_TASK PROMPT:_ Identify the lines in the data below that contain "high" and give only how many there are.

_DATA IN THIS EXERCISE:_
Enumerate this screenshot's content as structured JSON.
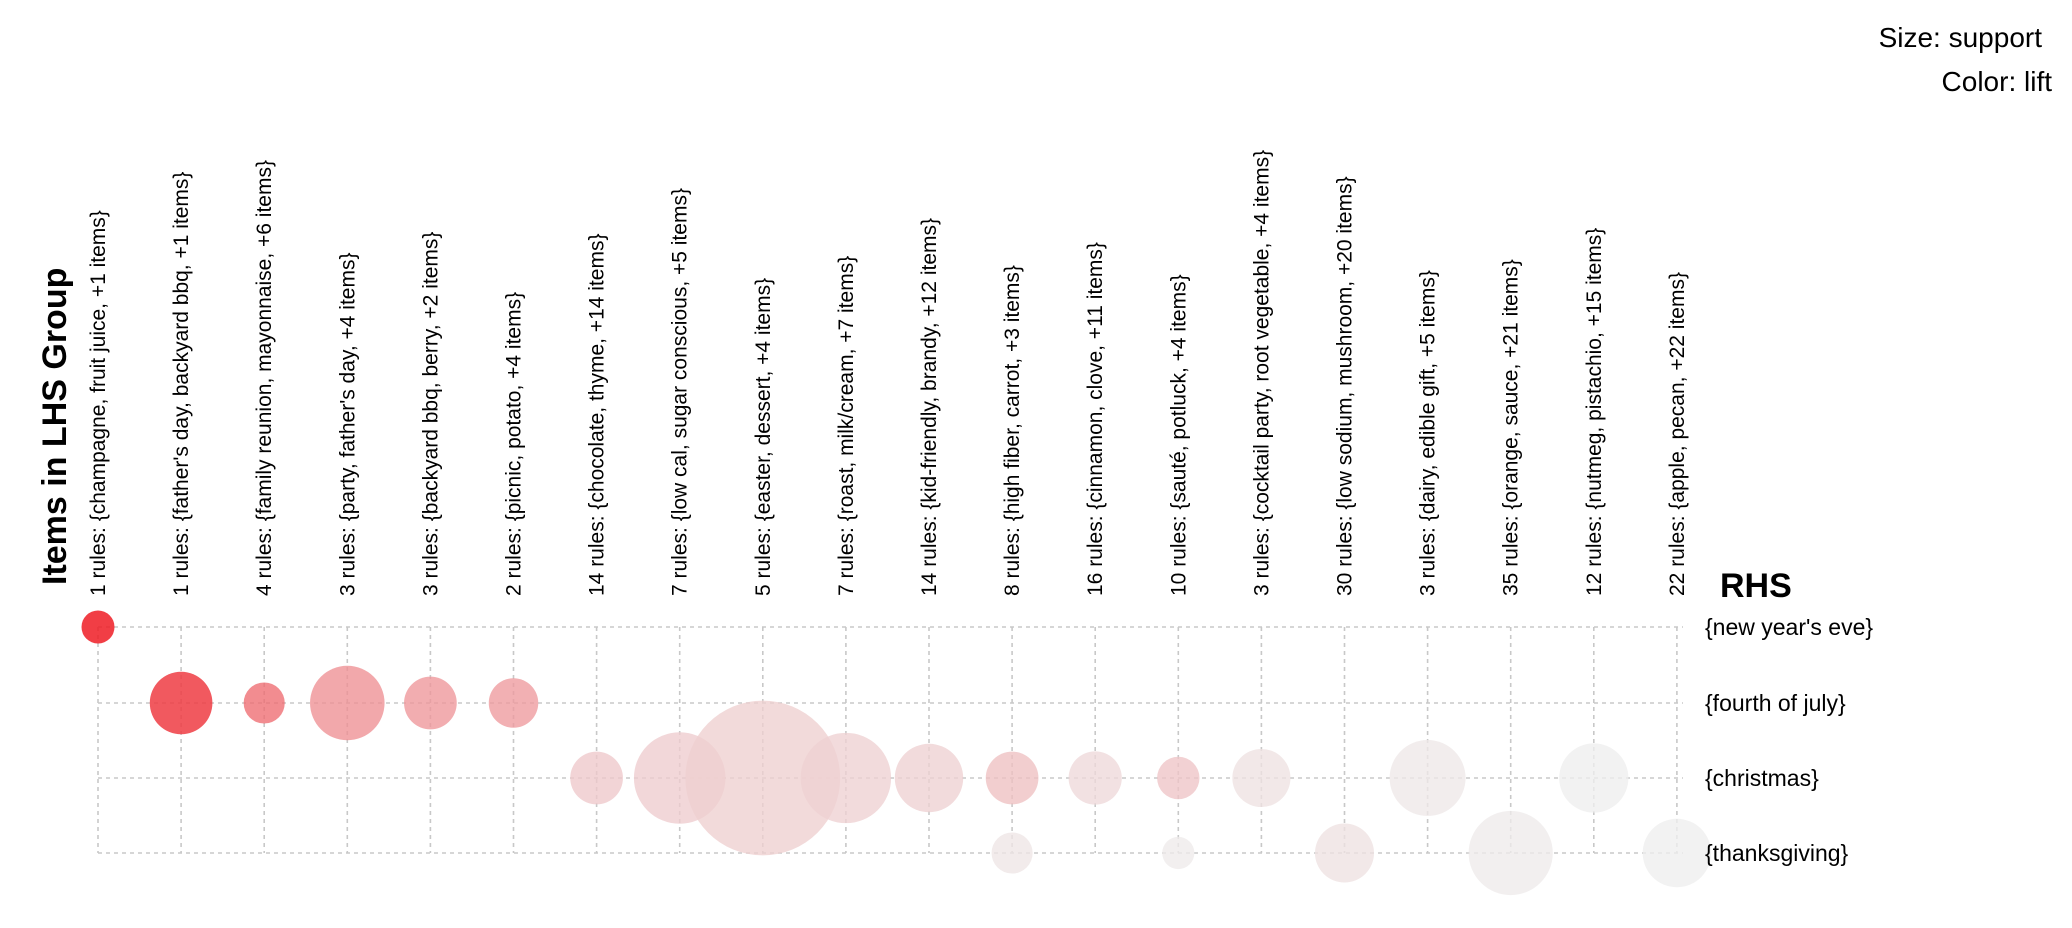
{
  "chart_data": {
    "type": "scatter",
    "title": "",
    "xlabel": "Items in LHS Group",
    "ylabel": "RHS",
    "legend": {
      "size_label": "Size: support",
      "color_label": "Color: lift",
      "placement": "top-right"
    },
    "color_scale": {
      "low": "#eeeeee",
      "high": "#ee1c25"
    },
    "lhs_groups": [
      "1 rules: {champagne, fruit juice, +1 items}",
      "1 rules: {father's day, backyard bbq, +1 items}",
      "4 rules: {family reunion, mayonnaise, +6 items}",
      "3 rules: {party, father's day, +4 items}",
      "3 rules: {backyard bbq, berry, +2 items}",
      "2 rules: {picnic, potato, +4 items}",
      "14 rules: {chocolate, thyme, +14 items}",
      "7 rules: {low cal, sugar conscious, +5 items}",
      "5 rules: {easter, dessert, +4 items}",
      "7 rules: {roast, milk/cream, +7 items}",
      "14 rules: {kid-friendly, brandy, +12 items}",
      "8 rules: {high fiber, carrot, +3 items}",
      "16 rules: {cinnamon, clove, +11 items}",
      "10 rules: {sauté, potluck, +4 items}",
      "3 rules: {cocktail party, root vegetable, +4 items}",
      "30 rules: {low sodium, mushroom, +20 items}",
      "3 rules: {dairy, edible gift, +5 items}",
      "35 rules: {orange, sauce, +21 items}",
      "12 rules: {nutmeg, pistachio, +15 items}",
      "22 rules: {apple, pecan, +22 items}"
    ],
    "rhs_items": [
      "{new year's eve}",
      "{fourth of july}",
      "{christmas}",
      "{thanksgiving}"
    ],
    "points": [
      {
        "lhs": 0,
        "rhs": 0,
        "size": 1.0,
        "lift": 1.0
      },
      {
        "lhs": 1,
        "rhs": 1,
        "size": 3.6,
        "lift": 0.85
      },
      {
        "lhs": 2,
        "rhs": 1,
        "size": 1.55,
        "lift": 0.62
      },
      {
        "lhs": 3,
        "rhs": 1,
        "size": 5.1,
        "lift": 0.45
      },
      {
        "lhs": 4,
        "rhs": 1,
        "size": 2.55,
        "lift": 0.42
      },
      {
        "lhs": 5,
        "rhs": 1,
        "size": 2.25,
        "lift": 0.4
      },
      {
        "lhs": 6,
        "rhs": 2,
        "size": 2.55,
        "lift": 0.18
      },
      {
        "lhs": 7,
        "rhs": 2,
        "size": 7.7,
        "lift": 0.16
      },
      {
        "lhs": 8,
        "rhs": 2,
        "size": 22.0,
        "lift": 0.15
      },
      {
        "lhs": 9,
        "rhs": 2,
        "size": 7.5,
        "lift": 0.14
      },
      {
        "lhs": 10,
        "rhs": 2,
        "size": 4.3,
        "lift": 0.14
      },
      {
        "lhs": 11,
        "rhs": 2,
        "size": 2.55,
        "lift": 0.22
      },
      {
        "lhs": 12,
        "rhs": 2,
        "size": 2.6,
        "lift": 0.1
      },
      {
        "lhs": 13,
        "rhs": 2,
        "size": 1.65,
        "lift": 0.2
      },
      {
        "lhs": 14,
        "rhs": 2,
        "size": 3.1,
        "lift": 0.06
      },
      {
        "lhs": 16,
        "rhs": 2,
        "size": 5.3,
        "lift": 0.03
      },
      {
        "lhs": 18,
        "rhs": 2,
        "size": 4.4,
        "lift": 0.0
      },
      {
        "lhs": 11,
        "rhs": 3,
        "size": 1.55,
        "lift": 0.04
      },
      {
        "lhs": 13,
        "rhs": 3,
        "size": 0.95,
        "lift": 0.02
      },
      {
        "lhs": 15,
        "rhs": 3,
        "size": 3.2,
        "lift": 0.06
      },
      {
        "lhs": 17,
        "rhs": 3,
        "size": 6.5,
        "lift": 0.02
      },
      {
        "lhs": 19,
        "rhs": 3,
        "size": 4.3,
        "lift": 0.0
      }
    ]
  }
}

_RESULT BELOW:_ 2